PASSAGE:
★ ★ ★ ★ ★ ★ ★

Cameroon, an economic ray of hope on the central African horizon, turns in a disappointing performance in the health-care sector. The FC project for the construction of a regional hospital and the rehabilitation of three district hospitals and six medical centres did not produce any noticeable eff ects: the assessment is “clearly inadequate”
KFW DEVELOPMENT BANK’S COMMITMENT
KfW has been supporting the German Federal Government in implementing its development-policy goals since 1960 within the scope of Financial Cooperation (FC). We combine financing know-how with development-policy expertise. On behalf of the German Federal Government, and primarily the German Federal Ministry for Economic Cooperation and Development (BMZ), we promote and support programmes and projects that mainly involve public-sector players in developing and emerging economies.
It is the strongest country economically in a fragile region: Cameroon, in contrast to its neighbours in Central Africa, has experienced quite high economic growth in recent years, not least of all due to its abundant natural resources. But the road to becoming an emerging economy is bumpy. In 2014, more than 35 per cent of Cameroon’s population still lived below the national poverty line, with growing poverty and instability in the north of the country. Corruption is widespread. In 2015 Cameroon was ranked 130 of 168 countries in Transparency International’s Corruption Perceptions Index.
Despite economic superiority, the healthcare system in Cameroon is just as rudimentary as those of its much poorer neighbours. To improve the health-care situation of the population, particularly of mothers and children, health-care facilities were either replaced by new facilities or rehabilitated in three of Cameroon’s provinces as part of the FC project.
However, the infrastructure and equipment funded by FC are being underutilised: in several cases, medical equipment has never even been used due to a lack of qualified personnel. The unreliable power supply with significant fluctuations in voltage has damaged or destroyed individual devices. Individual health stations completely lack functioning water supplies because the drilled wells either had no water or the quality of the drinking water was inadequate. There is no foreseeable solution to these problems.
Evaluation: impact assessment and lessons learned
Whether a project is succesful or not is determined chiefly by asking the following questions: What has the project achieved for the people in the partner country? Has their situation improved in the long run? Three to five years after a project has been completed, the independent Evaluation Unit of KfW Development Bank conducts an independent evaluation for roughly half of the projects completed to draw lessons learned for future projects and programmes.

★ ★ ★ ★ ★ ★ ★

Collected data entries:
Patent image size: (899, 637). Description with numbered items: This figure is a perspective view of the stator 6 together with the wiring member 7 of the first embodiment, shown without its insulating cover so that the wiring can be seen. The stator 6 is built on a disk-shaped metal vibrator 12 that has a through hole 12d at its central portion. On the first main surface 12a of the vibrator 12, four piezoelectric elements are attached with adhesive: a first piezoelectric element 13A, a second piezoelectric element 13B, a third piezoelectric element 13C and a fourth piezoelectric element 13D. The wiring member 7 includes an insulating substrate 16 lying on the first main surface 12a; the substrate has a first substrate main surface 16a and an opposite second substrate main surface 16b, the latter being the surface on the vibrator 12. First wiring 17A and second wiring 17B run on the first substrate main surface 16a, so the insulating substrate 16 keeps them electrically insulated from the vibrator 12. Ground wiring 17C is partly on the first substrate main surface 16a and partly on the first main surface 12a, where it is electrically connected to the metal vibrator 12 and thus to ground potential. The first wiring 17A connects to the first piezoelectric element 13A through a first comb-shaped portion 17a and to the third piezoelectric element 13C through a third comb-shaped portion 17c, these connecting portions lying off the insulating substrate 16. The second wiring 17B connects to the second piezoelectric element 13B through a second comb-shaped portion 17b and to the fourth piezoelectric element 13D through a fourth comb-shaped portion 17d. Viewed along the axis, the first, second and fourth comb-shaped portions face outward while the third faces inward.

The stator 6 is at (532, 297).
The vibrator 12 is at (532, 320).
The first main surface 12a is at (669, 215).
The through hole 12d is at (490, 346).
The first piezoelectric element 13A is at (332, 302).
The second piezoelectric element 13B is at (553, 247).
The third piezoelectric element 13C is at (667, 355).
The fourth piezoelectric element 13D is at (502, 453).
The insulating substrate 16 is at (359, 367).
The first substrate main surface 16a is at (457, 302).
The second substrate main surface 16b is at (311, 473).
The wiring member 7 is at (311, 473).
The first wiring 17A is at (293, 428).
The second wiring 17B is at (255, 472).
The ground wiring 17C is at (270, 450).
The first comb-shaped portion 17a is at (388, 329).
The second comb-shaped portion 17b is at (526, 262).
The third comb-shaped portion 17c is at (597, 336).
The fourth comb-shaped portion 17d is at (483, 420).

★ ★ ★ ★ ★ ★ ★

TASKS AND EXERCISES:
A) Answer these questions from the KfW evaluation of the Cameroon health project:
(i) Since what year has KfW been supporting the German Federal Government within Financial Cooperation?
(ii) What share of Cameroon's population lived below the national poverty line in 2014?
(iii) How long after a project is completed does the Evaluation Unit of KfW Development Bank evaluate it?
B) Decide whether each statement agrees with the KfW evaluation of the Cameroon health project:
(i) In 2015, Cameroon ranked 130 of 168 countries in Transparency International's Corruption Perceptions Index.
(ii) The Evaluation Unit of KfW Development Bank evaluates every project once it is completed.
(iii) The health facilities funded by the project have a reliable power supply.
C) Carry on the KfW evaluation of the Cameroon health project from its last sentence.

TASK-BY-TASK ANSWERS:
A)
(i) Since 1960.
(ii) More than 35 per cent.
(iii) Three to five years after completion.

B)
(i) Yes: "In 2015 Cameroon was ranked 130 of 168 countries in Transparency International’s Corruption Perceptions Index."
(ii) No: "conducts an independent evaluation for roughly half of the projects completed"
(iii) No: "The unreliable power supply with significant fluctuations in voltage has damaged or destroyed individual devices."

C)
The central question during the evaluation mission was, however: why did even fewer patients than before seek help at the medical facilities after rehabilitation? Observations on the ground provided insight. Often, there were no doctors in sight, the staff in attendance appeared unmotivated and not sufficiently qualified. Tight budgets meant medicine was short at all locations – truly not good conditions for offering patients a trustworthy environment. Hygiene also left much to be desired: in all of the centres visited our expert saw used needles lying around openly on the premises.
But poor service is not the only reason patients have stayed away. The charges for the public health services, which can be very high, and the widespread “unofficial” additional payments discourage particularly poorer patients from going to consult a physician. Richer Cameroonians, on the other hand, are increasingly taking advantage of private, higher quality services. The figures related to the health-care situation speak for themselves: the rate of maternal and infant mortality are only decreasing slowly and are unusually high in view of the economic development. According to data from 2011, there are significant differences between the richest and poorest 20 per cent of the population, both in terms of access to health-care services as well as mortality rates.
This article has been published in the 14th Evaluation Report 2015-2016.
Conclusion of the evaluation: the improved infrastructure has not produced any sustained effects due to qualitative, financial and institutional weaknesses in the national health-care system. State support is limited to the assumption of personnel costs. Patient fees alone cannot guarantee that the facilities are operated at a professional level, and the poor will still not be able to afford a trip to the doctor.
Result: "clearly inadequate" – grade 5
Published on KfW Stories: Wednesday, 24 May 2017
The described project contributes to the following United Nationsʼ Sustainable Development Goals
Goal 3: Ensure healthy lives and promote well-being for all at all ages
Health is the goal, prerequisite and result of sustainable development. Supporting health is a humanitarian requirement – both in developed and developing countries. Around 39 per cent of the worldʼs population lives without health insurance. In poor countries, this amount even exceeds 90 per cent. Many people still die from diseases that are not necessarily fatal with the right treatment, or that could easily be prevented with vaccinations. Strengthening health systems, particularly by making vaccines widely available, can make it possible for us to drive these diseases back and even eradicate them by 2030.
All United Nations member states adopted the 2030 Agenda in 2015. At its heart is a list of 17 goals for sustainable development, known as the Sustainable Development Goals (SDGs). Our world should become a place where people are able to live in peace with each other in ways that are ecologically compatible, socially just, and economically effective.